━━━━━ Data rows ━━━━━

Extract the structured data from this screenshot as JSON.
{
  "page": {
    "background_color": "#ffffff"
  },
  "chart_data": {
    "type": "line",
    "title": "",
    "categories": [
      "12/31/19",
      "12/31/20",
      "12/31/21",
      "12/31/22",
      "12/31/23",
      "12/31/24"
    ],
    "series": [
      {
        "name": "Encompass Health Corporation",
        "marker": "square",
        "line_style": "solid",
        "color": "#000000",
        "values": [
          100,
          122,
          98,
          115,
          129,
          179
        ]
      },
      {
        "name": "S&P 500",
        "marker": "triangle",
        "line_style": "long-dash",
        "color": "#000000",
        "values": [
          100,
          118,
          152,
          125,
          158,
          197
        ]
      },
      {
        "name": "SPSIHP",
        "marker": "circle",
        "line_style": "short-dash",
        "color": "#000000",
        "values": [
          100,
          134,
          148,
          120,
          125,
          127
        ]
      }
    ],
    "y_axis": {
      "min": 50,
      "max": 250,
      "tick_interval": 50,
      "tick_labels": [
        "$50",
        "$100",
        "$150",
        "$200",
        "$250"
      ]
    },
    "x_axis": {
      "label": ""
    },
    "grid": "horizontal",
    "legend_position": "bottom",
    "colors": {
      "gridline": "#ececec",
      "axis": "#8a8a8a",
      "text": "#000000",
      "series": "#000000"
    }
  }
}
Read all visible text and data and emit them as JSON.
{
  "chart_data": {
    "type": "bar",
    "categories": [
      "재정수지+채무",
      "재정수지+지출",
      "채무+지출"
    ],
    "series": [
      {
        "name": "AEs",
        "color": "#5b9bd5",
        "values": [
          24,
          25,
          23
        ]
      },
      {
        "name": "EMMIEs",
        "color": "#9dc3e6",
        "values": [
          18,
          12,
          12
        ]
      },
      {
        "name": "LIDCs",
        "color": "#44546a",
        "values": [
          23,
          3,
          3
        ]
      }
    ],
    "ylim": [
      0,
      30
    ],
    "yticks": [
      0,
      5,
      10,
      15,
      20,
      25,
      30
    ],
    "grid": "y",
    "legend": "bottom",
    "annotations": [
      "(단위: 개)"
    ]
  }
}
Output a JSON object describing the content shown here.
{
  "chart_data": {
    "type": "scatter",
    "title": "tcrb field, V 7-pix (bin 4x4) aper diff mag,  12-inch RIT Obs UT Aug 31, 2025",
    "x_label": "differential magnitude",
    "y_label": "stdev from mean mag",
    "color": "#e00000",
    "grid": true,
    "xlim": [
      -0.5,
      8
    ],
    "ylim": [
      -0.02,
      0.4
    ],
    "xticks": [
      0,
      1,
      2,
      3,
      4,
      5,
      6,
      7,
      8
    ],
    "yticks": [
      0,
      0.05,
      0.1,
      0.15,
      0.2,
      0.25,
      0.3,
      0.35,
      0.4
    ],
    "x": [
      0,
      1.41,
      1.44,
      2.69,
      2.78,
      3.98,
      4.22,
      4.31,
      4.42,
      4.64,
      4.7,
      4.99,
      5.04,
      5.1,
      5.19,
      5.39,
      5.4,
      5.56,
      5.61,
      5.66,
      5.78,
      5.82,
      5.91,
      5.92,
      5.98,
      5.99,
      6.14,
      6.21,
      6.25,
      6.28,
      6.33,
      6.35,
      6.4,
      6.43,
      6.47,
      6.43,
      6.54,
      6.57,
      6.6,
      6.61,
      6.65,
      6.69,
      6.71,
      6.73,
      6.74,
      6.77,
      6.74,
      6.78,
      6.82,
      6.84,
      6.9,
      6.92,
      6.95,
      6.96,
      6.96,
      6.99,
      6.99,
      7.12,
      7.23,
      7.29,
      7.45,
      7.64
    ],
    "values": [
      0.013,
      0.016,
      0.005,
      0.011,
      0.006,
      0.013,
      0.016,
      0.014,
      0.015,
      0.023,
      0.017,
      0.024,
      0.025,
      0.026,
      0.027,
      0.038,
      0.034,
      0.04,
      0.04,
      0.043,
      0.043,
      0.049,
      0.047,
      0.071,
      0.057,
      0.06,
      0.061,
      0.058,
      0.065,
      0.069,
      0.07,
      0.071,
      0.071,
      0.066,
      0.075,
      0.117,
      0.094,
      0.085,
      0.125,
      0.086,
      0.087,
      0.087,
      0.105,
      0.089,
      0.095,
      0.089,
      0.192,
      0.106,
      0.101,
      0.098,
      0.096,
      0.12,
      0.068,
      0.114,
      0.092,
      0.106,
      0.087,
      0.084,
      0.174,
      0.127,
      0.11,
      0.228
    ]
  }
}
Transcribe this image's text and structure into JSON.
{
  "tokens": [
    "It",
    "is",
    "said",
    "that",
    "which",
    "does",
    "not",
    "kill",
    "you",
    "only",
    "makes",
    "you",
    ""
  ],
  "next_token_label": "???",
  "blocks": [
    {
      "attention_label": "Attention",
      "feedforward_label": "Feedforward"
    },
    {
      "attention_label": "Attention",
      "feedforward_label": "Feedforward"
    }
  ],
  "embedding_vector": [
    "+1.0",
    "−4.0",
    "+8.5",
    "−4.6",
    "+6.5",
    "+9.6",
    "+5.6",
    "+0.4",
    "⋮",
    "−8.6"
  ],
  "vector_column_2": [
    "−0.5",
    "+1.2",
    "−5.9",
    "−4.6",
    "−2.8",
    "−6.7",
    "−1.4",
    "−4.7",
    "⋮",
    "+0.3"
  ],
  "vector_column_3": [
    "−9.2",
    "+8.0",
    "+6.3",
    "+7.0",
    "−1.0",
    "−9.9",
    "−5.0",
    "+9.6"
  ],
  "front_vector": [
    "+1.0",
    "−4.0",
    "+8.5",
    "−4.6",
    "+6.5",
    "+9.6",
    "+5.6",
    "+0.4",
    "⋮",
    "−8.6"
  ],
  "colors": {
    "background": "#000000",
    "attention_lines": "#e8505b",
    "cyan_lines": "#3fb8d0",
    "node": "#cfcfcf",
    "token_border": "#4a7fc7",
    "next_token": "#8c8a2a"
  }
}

━━━━━

# Short task
Copy every line of the material, please, keeping it exactly the same.

# Output for this exercise
Extract the structured data from this screenshot as JSON.
{
  "page": {
    "background_color": "#ffffff"
  },
  "chart_data": {
    "type": "line",
    "title": "",
    "categories": [
      "12/31/19",
      "12/31/20",
      "12/31/21",
      "12/31/22",
      "12/31/23",
      "12/31/24"
    ],
    "series": [
      {
        "name": "Encompass Health Corporation",
        "marker": "square",
        "line_style": "solid",
        "color": "#000000",
        "values": [
          100,
          122,
          98,
          115,
          129,
          179
        ]
      },
      {
        "name": "S&P 500",
        "marker": "triangle",
        "line_style": "long-dash",
        "color": "#000000",
        "values": [
          100,
          118,
          152,
          125,
          158,
          197
        ]
      },
      {
        "name": "SPSIHP",
        "marker": "circle",
        "line_style": "short-dash",
        "color": "#000000",
        "values": [
          100,
          134,
          148,
          120,
          125,
          127
        ]
      }
    ],
    "y_axis": {
      "min": 50,
      "max": 250,
      "tick_interval": 50,
      "tick_labels": [
        "$50",
        "$100",
        "$150",
        "$200",
        "$250"
      ]
    },
    "x_axis": {
      "label": ""
    },
    "grid": "horizontal",
    "legend_position": "bottom",
    "colors": {
      "gridline": "#ececec",
      "axis": "#8a8a8a",
      "text": "#000000",
      "series": "#000000"
    }
  }
}
Read all visible text and data and emit them as JSON.
{
  "chart_data": {
    "type": "bar",
    "categories": [
      "재정수지+채무",
      "재정수지+지출",
      "채무+지출"
    ],
    "series": [
      {
        "name": "AEs",
        "color": "#5b9bd5",
        "values": [
          24,
          25,
          23
        ]
      },
      {
        "name": "EMMIEs",
        "color": "#9dc3e6",
        "values": [
          18,
          12,
          12
        ]
      },
      {
        "name": "LIDCs",
        "color": "#44546a",
        "values": [
          23,
          3,
          3
        ]
      }
    ],
    "ylim": [
      0,
      30
    ],
    "yticks": [
      0,
      5,
      10,
      15,
      20,
      25,
      30
    ],
    "grid": "y",
    "legend": "bottom",
    "annotations": [
      "(단위: 개)"
    ]
  }
}
Output a JSON object describing the content shown here.
{
  "chart_data": {
    "type": "scatter",
    "title": "tcrb field, V 7-pix (bin 4x4) aper diff mag,  12-inch RIT Obs UT Aug 31, 2025",
    "x_label": "differential magnitude",
    "y_label": "stdev from mean mag",
    "color": "#e00000",
    "grid": true,
    "xlim": [
      -0.5,
      8
    ],
    "ylim": [
      -0.02,
      0.4
    ],
    "xticks": [
      0,
      1,
      2,
      3,
      4,
      5,
      6,
      7,
      8
    ],
    "yticks": [
      0,
      0.05,
      0.1,
      0.15,
      0.2,
      0.25,
      0.3,
      0.35,
      0.4
    ],
    "x": [
      0,
      1.41,
      1.44,
      2.69,
      2.78,
      3.98,
      4.22,
      4.31,
      4.42,
      4.64,
      4.7,
      4.99,
      5.04,
      5.1,
      5.19,
      5.39,
      5.4,
      5.56,
      5.61,
      5.66,
      5.78,
      5.82,
      5.91,
      5.92,
      5.98,
      5.99,
      6.14,
      6.21,
      6.25,
      6.28,
      6.33,
      6.35,
      6.4,
      6.43,
      6.47,
      6.43,
      6.54,
      6.57,
      6.6,
      6.61,
      6.65,
      6.69,
      6.71,
      6.73,
      6.74,
      6.77,
      6.74,
      6.78,
      6.82,
      6.84,
      6.9,
      6.92,
      6.95,
      6.96,
      6.96,
      6.99,
      6.99,
      7.12,
      7.23,
      7.29,
      7.45,
      7.64
    ],
    "values": [
      0.013,
      0.016,
      0.005,
      0.011,
      0.006,
      0.013,
      0.016,
      0.014,
      0.015,
      0.023,
      0.017,
      0.024,
      0.025,
      0.026,
      0.027,
      0.038,
      0.034,
      0.04,
      0.04,
      0.043,
      0.043,
      0.049,
      0.047,
      0.071,
      0.057,
      0.06,
      0.061,
      0.058,
      0.065,
      0.069,
      0.07,
      0.071,
      0.071,
      0.066,
      0.075,
      0.117,
      0.094,
      0.085,
      0.125,
      0.086,
      0.087,
      0.087,
      0.105,
      0.089,
      0.095,
      0.089,
      0.192,
      0.106,
      0.101,
      0.098,
      0.096,
      0.12,
      0.068,
      0.114,
      0.092,
      0.106,
      0.087,
      0.084,
      0.174,
      0.127,
      0.11,
      0.228
    ]
  }
}
Transcribe this image's text and structure into JSON.
{
  "tokens": [
    "It",
    "is",
    "said",
    "that",
    "which",
    "does",
    "not",
    "kill",
    "you",
    "only",
    "makes",
    "you",
    ""
  ],
  "next_token_label": "???",
  "blocks": [
    {
      "attention_label": "Attention",
      "feedforward_label": "Feedforward"
    },
    {
      "attention_label": "Attention",
      "feedforward_label": "Feedforward"
    }
  ],
  "embedding_vector": [
    "+1.0",
    "−4.0",
    "+8.5",
    "−4.6",
    "+6.5",
    "+9.6",
    "+5.6",
    "+0.4",
    "⋮",
    "−8.6"
  ],
  "vector_column_2": [
    "−0.5",
    "+1.2",
    "−5.9",
    "−4.6",
    "−2.8",
    "−6.7",
    "−1.4",
    "−4.7",
    "⋮",
    "+0.3"
  ],
  "vector_column_3": [
    "−9.2",
    "+8.0",
    "+6.3",
    "+7.0",
    "−1.0",
    "−9.9",
    "−5.0",
    "+9.6"
  ],
  "front_vector": [
    "+1.0",
    "−4.0",
    "+8.5",
    "−4.6",
    "+6.5",
    "+9.6",
    "+5.6",
    "+0.4",
    "⋮",
    "−8.6"
  ],
  "colors": {
    "background": "#000000",
    "attention_lines": "#e8505b",
    "cyan_lines": "#3fb8d0",
    "node": "#cfcfcf",
    "token_border": "#4a7fc7",
    "next_token": "#8c8a2a"
  }
}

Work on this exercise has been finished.